━━ Records provided ━━

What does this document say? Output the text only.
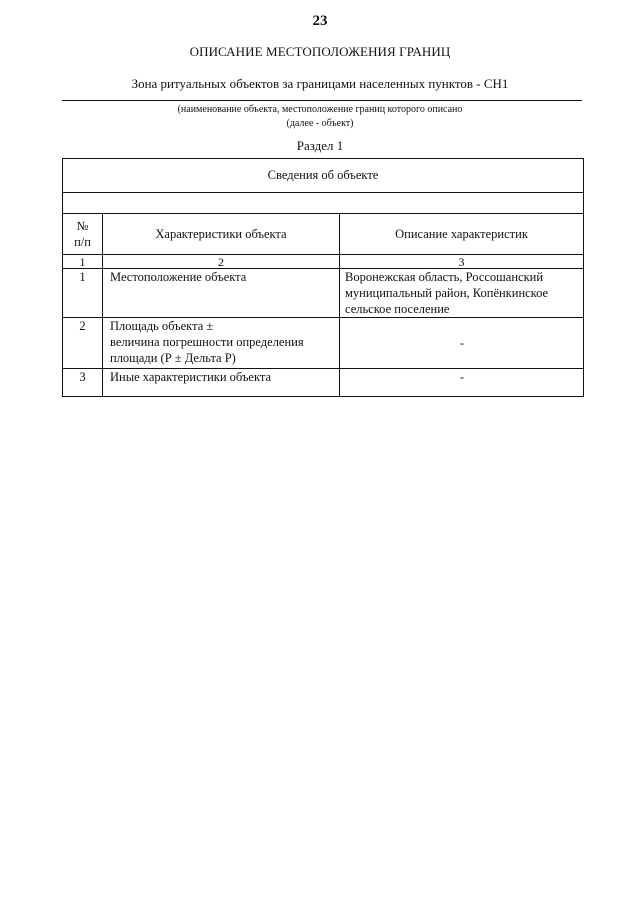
23
ОПИСАНИЕ МЕСТОПОЛОЖЕНИЯ ГРАНИЦ
Зона ритуальных объектов за границами населенных пунктов - СН1
(наименование объекта, местоположение границ которого описано
(далее - объект)
Раздел 1
Сведения об объекте		

№
п/п	Характеристики объекта	Описание характеристик
1	2	3
1	Местоположение объекта	Воронежская область, Россошанский
муниципальный район, Копёнкинское
сельское поселение

2	Площадь объекта ±
величина погрешности определения
площади (Р ± Дельта Р)	-
3	Иные характеристики объекта	-
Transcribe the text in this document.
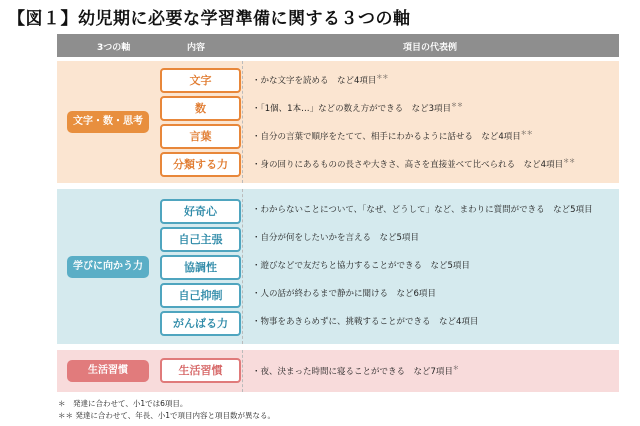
【図１】幼児期に必要な学習準備に関する３つの軸
3つの軸	内容	項目の代表例
文字・数・思考
文字	・かな文字を読める　など4項目＊＊
数	・「1個、1本…」などの数え方ができる　など3項目＊＊
言葉	・自分の言葉で順序をたてて、相手にわかるように話せる　など4項目＊＊
分類する力	・身の回りにあるものの長さや大きさ、高さを直接並べて比べられる　など4項目＊＊
学びに向かう力
好奇心	・わからないことについて、「なぜ、どうして」など、まわりに質問ができる　など5項目
自己主張	・自分が何をしたいかを言える　など5項目
協調性	・遊びなどで友だちと協力することができる　など5項目
自己抑制	・人の話が終わるまで静かに聞ける　など6項目
がんばる力	・物事をあきらめずに、挑戦することができる　など4項目
生活習慣	生活習慣	・夜、決まった時間に寝ることができる　など7項目＊
＊　発達に合わせて、小1では6項目。
＊＊ 発達に合わせて、年長、小1で項目内容と項目数が異なる。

━━━

_Task prompt:_ From the entries, report each line that includes the word "document".

_Response to the task:_
What does this document say? Output the text only.
Transcribe the text in this document.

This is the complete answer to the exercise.